%%
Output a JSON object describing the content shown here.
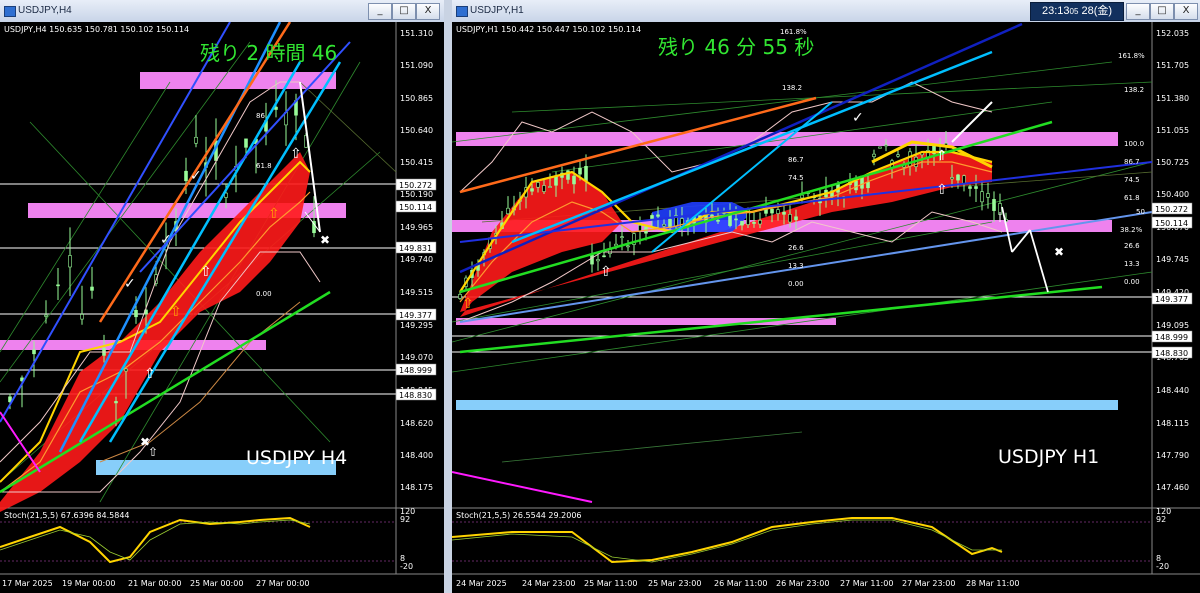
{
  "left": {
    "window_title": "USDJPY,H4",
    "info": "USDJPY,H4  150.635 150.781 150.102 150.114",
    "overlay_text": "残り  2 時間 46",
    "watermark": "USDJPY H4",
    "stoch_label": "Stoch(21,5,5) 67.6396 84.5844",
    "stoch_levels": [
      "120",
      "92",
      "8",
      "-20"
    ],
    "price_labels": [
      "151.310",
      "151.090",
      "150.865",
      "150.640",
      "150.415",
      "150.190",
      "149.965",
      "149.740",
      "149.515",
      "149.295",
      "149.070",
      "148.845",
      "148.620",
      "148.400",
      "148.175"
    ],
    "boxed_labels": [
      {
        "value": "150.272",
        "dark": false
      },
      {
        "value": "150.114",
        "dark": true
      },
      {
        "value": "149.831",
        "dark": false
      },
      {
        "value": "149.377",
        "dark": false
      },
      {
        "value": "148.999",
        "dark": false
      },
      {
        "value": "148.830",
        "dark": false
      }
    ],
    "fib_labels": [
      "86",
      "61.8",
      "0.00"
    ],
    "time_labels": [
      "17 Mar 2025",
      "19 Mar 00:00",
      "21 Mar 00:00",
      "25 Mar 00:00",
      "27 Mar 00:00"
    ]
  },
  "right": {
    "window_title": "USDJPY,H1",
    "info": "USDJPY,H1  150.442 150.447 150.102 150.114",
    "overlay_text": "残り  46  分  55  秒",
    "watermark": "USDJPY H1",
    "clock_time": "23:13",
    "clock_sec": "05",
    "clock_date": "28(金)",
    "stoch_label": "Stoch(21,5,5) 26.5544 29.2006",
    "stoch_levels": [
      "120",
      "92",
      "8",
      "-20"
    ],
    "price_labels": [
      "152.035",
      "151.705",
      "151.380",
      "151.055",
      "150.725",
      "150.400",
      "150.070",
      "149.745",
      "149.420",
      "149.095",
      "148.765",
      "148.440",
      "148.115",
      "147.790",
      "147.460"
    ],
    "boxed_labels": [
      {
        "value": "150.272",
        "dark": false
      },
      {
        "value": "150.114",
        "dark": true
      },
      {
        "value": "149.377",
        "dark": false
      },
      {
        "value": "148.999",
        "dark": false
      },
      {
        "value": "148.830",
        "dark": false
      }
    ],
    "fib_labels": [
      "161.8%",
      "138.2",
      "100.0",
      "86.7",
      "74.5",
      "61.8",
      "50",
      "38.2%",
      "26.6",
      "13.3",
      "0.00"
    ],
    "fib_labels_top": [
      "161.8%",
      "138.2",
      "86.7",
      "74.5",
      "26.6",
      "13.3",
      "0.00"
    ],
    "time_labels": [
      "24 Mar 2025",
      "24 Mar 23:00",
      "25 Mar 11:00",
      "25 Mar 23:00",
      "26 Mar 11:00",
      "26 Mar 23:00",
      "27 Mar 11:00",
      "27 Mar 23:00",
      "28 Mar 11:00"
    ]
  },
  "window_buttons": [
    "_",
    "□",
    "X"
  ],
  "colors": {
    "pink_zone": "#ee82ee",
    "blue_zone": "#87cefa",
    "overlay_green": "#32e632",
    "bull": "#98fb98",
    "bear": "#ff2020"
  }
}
%%
▶ _Problem description_:
Restate the data above word for word. Do not include the images.

▶ _Response to the exercise_:
Output a JSON object describing the content shown here.
{
  "left": {
    "window_title": "USDJPY,H4",
    "info": "USDJPY,H4  150.635 150.781 150.102 150.114",
    "overlay_text": "残り  2 時間 46",
    "watermark": "USDJPY H4",
    "stoch_label": "Stoch(21,5,5) 67.6396 84.5844",
    "stoch_levels": [
      "120",
      "92",
      "8",
      "-20"
    ],
    "price_labels": [
      "151.310",
      "151.090",
      "150.865",
      "150.640",
      "150.415",
      "150.190",
      "149.965",
      "149.740",
      "149.515",
      "149.295",
      "149.070",
      "148.845",
      "148.620",
      "148.400",
      "148.175"
    ],
    "boxed_labels": [
      {
        "value": "150.272",
        "dark": false
      },
      {
        "value": "150.114",
        "dark": true
      },
      {
        "value": "149.831",
        "dark": false
      },
      {
        "value": "149.377",
        "dark": false
      },
      {
        "value": "148.999",
        "dark": false
      },
      {
        "value": "148.830",
        "dark": false
      }
    ],
    "fib_labels": [
      "86",
      "61.8",
      "0.00"
    ],
    "time_labels": [
      "17 Mar 2025",
      "19 Mar 00:00",
      "21 Mar 00:00",
      "25 Mar 00:00",
      "27 Mar 00:00"
    ]
  },
  "right": {
    "window_title": "USDJPY,H1",
    "info": "USDJPY,H1  150.442 150.447 150.102 150.114",
    "overlay_text": "残り  46  分  55  秒",
    "watermark": "USDJPY H1",
    "clock_time": "23:13",
    "clock_sec": "05",
    "clock_date": "28(金)",
    "stoch_label": "Stoch(21,5,5) 26.5544 29.2006",
    "stoch_levels": [
      "120",
      "92",
      "8",
      "-20"
    ],
    "price_labels": [
      "152.035",
      "151.705",
      "151.380",
      "151.055",
      "150.725",
      "150.400",
      "150.070",
      "149.745",
      "149.420",
      "149.095",
      "148.765",
      "148.440",
      "148.115",
      "147.790",
      "147.460"
    ],
    "boxed_labels": [
      {
        "value": "150.272",
        "dark": false
      },
      {
        "value": "150.114",
        "dark": true
      },
      {
        "value": "149.377",
        "dark": false
      },
      {
        "value": "148.999",
        "dark": false
      },
      {
        "value": "148.830",
        "dark": false
      }
    ],
    "fib_labels": [
      "161.8%",
      "138.2",
      "100.0",
      "86.7",
      "74.5",
      "61.8",
      "50",
      "38.2%",
      "26.6",
      "13.3",
      "0.00"
    ],
    "fib_labels_top": [
      "161.8%",
      "138.2",
      "86.7",
      "74.5",
      "26.6",
      "13.3",
      "0.00"
    ],
    "time_labels": [
      "24 Mar 2025",
      "24 Mar 23:00",
      "25 Mar 11:00",
      "25 Mar 23:00",
      "26 Mar 11:00",
      "26 Mar 23:00",
      "27 Mar 11:00",
      "27 Mar 23:00",
      "28 Mar 11:00"
    ]
  },
  "window_buttons": [
    "_",
    "□",
    "X"
  ],
  "colors": {
    "pink_zone": "#ee82ee",
    "blue_zone": "#87cefa",
    "overlay_green": "#32e632",
    "bull": "#98fb98",
    "bear": "#ff2020"
  }
}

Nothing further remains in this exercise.